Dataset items
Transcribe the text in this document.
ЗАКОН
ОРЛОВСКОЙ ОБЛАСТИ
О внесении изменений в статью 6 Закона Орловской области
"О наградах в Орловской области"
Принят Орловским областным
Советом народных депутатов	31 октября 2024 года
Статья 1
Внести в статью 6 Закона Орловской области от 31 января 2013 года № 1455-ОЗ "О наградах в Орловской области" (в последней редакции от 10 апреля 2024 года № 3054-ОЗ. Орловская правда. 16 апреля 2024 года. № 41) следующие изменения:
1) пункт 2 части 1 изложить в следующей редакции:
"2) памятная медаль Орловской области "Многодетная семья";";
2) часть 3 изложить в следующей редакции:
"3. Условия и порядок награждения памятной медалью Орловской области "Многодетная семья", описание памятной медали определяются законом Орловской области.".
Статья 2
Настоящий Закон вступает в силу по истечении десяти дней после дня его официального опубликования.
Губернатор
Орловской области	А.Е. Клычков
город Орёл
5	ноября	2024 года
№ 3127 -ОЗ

...

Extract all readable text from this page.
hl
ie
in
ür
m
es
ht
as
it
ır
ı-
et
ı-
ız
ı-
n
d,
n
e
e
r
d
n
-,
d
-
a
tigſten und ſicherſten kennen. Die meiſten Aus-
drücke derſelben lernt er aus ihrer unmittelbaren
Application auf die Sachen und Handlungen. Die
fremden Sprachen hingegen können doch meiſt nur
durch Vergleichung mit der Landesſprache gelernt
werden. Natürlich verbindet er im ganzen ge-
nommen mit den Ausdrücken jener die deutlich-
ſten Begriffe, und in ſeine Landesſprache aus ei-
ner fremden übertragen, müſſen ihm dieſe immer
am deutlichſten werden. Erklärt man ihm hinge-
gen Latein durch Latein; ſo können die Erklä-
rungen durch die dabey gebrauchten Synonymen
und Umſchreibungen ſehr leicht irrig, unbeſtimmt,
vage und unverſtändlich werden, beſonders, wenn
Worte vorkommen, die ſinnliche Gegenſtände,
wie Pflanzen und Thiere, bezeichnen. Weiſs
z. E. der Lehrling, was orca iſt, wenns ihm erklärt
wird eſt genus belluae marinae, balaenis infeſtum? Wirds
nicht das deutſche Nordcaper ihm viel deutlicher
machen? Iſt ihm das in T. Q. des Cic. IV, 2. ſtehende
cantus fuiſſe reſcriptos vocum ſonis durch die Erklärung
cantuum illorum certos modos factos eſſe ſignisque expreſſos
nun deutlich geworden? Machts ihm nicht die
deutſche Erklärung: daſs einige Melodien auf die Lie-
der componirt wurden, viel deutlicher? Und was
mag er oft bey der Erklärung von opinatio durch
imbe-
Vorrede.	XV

* **EXERCISE**
From the entries above, copy out every line where the string "Закона" appears.

* **ANSWER TO THE TASK**
О внесении изменений в статью 6 Закона Орловской области
Внести в статью 6 Закона Орловской области от 31 января 2013 года № 1455-ОЗ "О наградах в Орловской области" (в последней редакции от 10 апреля 2024 года № 3054-ОЗ. Орловская правда. 16 апреля 2024 года. № 41) следующие изменения:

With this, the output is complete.